-- Raw records --

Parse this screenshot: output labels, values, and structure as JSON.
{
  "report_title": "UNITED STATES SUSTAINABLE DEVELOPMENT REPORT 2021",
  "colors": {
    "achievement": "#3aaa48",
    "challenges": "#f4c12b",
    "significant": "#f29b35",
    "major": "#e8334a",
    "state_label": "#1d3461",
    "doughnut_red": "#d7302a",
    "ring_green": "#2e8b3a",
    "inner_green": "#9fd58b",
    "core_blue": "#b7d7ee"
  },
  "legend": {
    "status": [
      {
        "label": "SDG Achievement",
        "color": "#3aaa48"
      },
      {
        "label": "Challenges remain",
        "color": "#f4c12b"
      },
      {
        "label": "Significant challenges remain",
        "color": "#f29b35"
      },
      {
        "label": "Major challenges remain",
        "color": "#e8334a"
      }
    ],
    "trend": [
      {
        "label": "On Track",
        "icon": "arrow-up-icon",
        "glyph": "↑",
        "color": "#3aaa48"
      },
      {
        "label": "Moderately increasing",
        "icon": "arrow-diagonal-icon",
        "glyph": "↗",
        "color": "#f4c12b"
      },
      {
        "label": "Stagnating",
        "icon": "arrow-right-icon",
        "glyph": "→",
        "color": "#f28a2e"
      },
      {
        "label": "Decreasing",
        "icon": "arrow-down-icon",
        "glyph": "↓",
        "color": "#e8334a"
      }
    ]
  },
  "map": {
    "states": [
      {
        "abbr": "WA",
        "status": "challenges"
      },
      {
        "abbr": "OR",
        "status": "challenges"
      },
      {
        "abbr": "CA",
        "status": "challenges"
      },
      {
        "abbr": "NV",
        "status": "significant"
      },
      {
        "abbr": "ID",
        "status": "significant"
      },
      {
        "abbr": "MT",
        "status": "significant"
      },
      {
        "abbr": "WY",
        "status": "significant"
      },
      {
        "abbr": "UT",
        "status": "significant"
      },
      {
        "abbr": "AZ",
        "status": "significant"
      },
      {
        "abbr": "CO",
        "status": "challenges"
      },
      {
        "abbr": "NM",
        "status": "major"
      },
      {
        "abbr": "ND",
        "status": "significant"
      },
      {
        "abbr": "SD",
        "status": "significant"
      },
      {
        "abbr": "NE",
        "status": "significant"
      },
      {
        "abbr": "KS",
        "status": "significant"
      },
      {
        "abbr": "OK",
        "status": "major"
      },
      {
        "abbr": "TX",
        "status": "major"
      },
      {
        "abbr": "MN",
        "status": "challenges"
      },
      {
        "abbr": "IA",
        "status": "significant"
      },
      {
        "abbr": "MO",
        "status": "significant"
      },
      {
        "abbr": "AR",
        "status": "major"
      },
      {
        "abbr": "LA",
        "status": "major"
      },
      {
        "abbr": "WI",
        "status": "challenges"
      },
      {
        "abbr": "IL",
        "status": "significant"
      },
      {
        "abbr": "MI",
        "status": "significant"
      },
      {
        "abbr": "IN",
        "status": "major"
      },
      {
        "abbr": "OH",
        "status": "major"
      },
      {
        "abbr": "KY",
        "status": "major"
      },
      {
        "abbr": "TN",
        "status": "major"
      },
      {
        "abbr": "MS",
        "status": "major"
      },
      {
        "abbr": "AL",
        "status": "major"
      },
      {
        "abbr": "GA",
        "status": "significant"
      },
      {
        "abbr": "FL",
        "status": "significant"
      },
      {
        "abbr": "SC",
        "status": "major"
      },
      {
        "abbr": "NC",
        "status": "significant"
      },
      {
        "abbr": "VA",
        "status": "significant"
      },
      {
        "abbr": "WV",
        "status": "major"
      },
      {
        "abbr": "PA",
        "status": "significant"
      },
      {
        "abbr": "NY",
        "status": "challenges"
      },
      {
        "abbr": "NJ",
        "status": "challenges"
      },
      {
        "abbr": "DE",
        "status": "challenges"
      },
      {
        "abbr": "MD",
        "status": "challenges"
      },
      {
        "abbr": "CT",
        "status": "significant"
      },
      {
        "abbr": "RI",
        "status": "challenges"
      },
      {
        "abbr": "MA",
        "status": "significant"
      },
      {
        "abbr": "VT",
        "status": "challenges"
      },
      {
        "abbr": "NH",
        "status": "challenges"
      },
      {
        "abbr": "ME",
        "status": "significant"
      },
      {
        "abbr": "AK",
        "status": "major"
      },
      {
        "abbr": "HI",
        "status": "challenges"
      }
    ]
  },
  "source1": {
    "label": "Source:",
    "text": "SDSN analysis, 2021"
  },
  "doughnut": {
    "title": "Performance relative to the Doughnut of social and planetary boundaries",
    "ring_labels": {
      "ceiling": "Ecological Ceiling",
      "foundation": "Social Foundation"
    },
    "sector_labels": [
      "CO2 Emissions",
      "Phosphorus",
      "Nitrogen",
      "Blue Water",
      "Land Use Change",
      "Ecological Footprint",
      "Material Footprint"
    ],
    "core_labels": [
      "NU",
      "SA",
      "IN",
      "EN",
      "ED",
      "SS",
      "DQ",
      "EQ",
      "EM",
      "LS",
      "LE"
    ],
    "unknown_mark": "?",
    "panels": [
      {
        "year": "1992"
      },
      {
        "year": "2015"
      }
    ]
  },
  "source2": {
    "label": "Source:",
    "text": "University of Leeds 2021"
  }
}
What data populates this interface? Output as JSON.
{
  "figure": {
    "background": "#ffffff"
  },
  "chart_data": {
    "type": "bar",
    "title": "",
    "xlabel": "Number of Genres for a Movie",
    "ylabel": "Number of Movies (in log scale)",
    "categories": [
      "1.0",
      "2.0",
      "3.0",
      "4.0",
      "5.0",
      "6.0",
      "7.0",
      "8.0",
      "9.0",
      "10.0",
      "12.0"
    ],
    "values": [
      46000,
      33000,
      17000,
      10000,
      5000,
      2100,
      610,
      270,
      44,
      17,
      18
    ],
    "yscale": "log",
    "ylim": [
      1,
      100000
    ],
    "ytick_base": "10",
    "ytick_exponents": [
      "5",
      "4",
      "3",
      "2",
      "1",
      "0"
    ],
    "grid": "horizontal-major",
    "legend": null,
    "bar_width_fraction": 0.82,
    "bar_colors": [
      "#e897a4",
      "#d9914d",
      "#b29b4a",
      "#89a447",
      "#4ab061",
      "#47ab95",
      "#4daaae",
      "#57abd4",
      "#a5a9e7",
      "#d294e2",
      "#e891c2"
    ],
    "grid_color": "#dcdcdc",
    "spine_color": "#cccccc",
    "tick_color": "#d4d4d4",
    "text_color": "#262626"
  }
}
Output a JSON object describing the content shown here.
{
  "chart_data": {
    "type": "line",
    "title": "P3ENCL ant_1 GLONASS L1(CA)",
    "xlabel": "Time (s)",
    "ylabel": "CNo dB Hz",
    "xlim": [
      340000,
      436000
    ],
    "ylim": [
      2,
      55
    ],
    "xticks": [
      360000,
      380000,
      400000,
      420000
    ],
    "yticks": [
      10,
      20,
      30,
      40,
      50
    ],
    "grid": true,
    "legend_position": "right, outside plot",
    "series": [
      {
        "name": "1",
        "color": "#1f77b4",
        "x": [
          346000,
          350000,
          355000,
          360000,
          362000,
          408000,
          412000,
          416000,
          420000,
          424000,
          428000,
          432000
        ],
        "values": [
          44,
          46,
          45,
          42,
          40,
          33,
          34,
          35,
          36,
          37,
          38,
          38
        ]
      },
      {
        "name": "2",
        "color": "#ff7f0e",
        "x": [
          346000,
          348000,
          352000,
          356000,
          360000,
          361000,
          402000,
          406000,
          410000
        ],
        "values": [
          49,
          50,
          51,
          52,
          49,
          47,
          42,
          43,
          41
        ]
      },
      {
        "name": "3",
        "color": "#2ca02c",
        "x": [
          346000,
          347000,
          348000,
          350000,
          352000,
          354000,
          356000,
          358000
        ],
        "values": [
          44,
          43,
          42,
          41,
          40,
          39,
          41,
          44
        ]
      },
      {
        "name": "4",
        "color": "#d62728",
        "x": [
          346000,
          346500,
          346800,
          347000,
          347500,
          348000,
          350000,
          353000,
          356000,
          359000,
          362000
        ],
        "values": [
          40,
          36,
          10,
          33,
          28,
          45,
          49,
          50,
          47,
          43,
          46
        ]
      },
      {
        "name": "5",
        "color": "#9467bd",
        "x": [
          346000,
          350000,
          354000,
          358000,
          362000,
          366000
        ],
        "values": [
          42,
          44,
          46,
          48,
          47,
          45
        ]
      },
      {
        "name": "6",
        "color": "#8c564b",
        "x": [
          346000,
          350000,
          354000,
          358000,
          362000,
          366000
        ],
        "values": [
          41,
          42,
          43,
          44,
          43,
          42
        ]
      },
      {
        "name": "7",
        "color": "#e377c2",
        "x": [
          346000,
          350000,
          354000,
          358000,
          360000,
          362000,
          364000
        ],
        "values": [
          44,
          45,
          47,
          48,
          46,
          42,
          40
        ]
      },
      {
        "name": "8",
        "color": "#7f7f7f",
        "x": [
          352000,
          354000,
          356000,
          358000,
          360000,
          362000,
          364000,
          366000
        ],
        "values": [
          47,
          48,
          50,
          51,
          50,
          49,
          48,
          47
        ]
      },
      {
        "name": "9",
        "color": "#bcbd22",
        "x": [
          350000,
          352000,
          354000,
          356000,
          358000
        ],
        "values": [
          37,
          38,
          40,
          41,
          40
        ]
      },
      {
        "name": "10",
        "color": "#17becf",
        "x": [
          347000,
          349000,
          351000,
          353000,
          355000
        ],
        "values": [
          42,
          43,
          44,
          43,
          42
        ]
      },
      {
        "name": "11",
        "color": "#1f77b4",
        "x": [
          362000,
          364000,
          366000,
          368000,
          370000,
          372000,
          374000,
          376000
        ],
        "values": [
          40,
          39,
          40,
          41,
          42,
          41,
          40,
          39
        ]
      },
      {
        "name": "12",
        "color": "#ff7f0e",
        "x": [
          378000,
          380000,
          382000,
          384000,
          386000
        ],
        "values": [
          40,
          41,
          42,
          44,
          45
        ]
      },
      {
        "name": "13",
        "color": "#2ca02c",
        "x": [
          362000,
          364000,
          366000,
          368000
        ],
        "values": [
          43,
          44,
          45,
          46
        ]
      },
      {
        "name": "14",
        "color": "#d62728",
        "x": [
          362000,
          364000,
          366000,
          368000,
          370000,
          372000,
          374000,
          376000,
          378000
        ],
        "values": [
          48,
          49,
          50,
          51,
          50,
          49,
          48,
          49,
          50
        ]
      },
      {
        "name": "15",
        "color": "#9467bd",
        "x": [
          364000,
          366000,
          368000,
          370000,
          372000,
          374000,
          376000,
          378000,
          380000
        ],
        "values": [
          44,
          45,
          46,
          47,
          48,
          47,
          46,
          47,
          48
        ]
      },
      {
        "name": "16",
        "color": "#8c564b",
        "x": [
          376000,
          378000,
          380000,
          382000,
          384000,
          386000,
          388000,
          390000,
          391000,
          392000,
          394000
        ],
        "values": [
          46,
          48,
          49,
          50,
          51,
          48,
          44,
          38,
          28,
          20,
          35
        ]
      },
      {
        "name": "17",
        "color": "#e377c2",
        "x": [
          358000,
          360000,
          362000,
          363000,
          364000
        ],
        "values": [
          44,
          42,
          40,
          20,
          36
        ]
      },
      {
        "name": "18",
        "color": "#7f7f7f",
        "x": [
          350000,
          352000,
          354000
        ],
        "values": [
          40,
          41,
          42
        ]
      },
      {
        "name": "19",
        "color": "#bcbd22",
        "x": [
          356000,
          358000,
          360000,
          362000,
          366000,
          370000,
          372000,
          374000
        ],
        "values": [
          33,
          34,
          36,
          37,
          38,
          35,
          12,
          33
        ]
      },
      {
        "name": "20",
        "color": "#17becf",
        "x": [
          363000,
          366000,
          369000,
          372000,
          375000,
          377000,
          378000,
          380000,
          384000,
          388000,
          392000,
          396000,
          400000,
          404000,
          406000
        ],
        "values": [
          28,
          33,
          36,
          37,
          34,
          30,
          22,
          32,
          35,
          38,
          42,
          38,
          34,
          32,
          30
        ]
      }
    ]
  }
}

-- TASK TO COMPLETE --
Pull out every line of the entries that includes the word "this".

-- OUTPUT OF THE EXERCISE --
Parse this screenshot: output labels, values, and structure as JSON.
What data populates this interface? Output as JSON.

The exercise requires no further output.